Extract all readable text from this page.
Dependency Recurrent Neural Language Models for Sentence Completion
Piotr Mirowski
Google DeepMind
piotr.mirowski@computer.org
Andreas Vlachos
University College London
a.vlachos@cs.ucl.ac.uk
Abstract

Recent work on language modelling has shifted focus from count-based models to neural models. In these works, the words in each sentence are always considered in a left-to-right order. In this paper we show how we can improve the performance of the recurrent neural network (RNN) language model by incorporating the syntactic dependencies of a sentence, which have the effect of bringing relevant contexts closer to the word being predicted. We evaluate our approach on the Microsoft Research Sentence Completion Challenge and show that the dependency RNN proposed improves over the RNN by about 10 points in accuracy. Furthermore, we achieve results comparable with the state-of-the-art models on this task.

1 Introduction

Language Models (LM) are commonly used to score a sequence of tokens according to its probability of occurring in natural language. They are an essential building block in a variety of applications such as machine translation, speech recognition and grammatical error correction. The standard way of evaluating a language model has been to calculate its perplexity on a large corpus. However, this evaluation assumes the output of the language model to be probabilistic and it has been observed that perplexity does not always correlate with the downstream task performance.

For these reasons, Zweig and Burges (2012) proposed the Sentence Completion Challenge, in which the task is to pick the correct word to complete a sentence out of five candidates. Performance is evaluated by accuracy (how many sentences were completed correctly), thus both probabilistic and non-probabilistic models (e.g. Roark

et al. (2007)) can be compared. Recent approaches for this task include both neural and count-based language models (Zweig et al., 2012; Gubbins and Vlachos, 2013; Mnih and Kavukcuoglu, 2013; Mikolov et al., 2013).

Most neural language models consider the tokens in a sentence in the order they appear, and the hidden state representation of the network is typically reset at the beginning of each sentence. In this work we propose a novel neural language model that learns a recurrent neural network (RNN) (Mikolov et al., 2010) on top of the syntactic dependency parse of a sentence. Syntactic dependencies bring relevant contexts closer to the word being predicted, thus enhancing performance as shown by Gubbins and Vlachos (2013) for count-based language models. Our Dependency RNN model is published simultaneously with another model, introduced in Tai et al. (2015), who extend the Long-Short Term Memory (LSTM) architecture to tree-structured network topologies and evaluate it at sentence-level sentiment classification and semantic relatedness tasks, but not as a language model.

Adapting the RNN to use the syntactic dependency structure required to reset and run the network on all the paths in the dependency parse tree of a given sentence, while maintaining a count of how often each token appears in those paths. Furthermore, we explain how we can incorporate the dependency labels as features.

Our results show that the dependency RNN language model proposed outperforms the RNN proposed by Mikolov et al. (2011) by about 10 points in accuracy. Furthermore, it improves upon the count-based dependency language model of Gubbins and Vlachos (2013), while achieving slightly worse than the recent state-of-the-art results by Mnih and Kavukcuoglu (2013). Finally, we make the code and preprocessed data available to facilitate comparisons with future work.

◆ Exercise ◆
Write out the data exactly as it stands.

◆ Task answer ◆
Extract all readable text from this page.
Dependency Recurrent Neural Language Models for Sentence Completion
Piotr Mirowski
Google DeepMind
piotr.mirowski@computer.org
Andreas Vlachos
University College London
a.vlachos@cs.ucl.ac.uk
Abstract

Recent work on language modelling has shifted focus from count-based models to neural models. In these works, the words in each sentence are always considered in a left-to-right order. In this paper we show how we can improve the performance of the recurrent neural network (RNN) language model by incorporating the syntactic dependencies of a sentence, which have the effect of bringing relevant contexts closer to the word being predicted. We evaluate our approach on the Microsoft Research Sentence Completion Challenge and show that the dependency RNN proposed improves over the RNN by about 10 points in accuracy. Furthermore, we achieve results comparable with the state-of-the-art models on this task.

1 Introduction

Language Models (LM) are commonly used to score a sequence of tokens according to its probability of occurring in natural language. They are an essential building block in a variety of applications such as machine translation, speech recognition and grammatical error correction. The standard way of evaluating a language model has been to calculate its perplexity on a large corpus. However, this evaluation assumes the output of the language model to be probabilistic and it has been observed that perplexity does not always correlate with the downstream task performance.

For these reasons, Zweig and Burges (2012) proposed the Sentence Completion Challenge, in which the task is to pick the correct word to complete a sentence out of five candidates. Performance is evaluated by accuracy (how many sentences were completed correctly), thus both probabilistic and non-probabilistic models (e.g. Roark

et al. (2007)) can be compared. Recent approaches for this task include both neural and count-based language models (Zweig et al., 2012; Gubbins and Vlachos, 2013; Mnih and Kavukcuoglu, 2013; Mikolov et al., 2013).

Most neural language models consider the tokens in a sentence in the order they appear, and the hidden state representation of the network is typically reset at the beginning of each sentence. In this work we propose a novel neural language model that learns a recurrent neural network (RNN) (Mikolov et al., 2010) on top of the syntactic dependency parse of a sentence. Syntactic dependencies bring relevant contexts closer to the word being predicted, thus enhancing performance as shown by Gubbins and Vlachos (2013) for count-based language models. Our Dependency RNN model is published simultaneously with another model, introduced in Tai et al. (2015), who extend the Long-Short Term Memory (LSTM) architecture to tree-structured network topologies and evaluate it at sentence-level sentiment classification and semantic relatedness tasks, but not as a language model.

Adapting the RNN to use the syntactic dependency structure required to reset and run the network on all the paths in the dependency parse tree of a given sentence, while maintaining a count of how often each token appears in those paths. Furthermore, we explain how we can incorporate the dependency labels as features.

Our results show that the dependency RNN language model proposed outperforms the RNN proposed by Mikolov et al. (2011) by about 10 points in accuracy. Furthermore, it improves upon the count-based dependency language model of Gubbins and Vlachos (2013), while achieving slightly worse than the recent state-of-the-art results by Mnih and Kavukcuoglu (2013). Finally, we make the code and preprocessed data available to facilitate comparisons with future work.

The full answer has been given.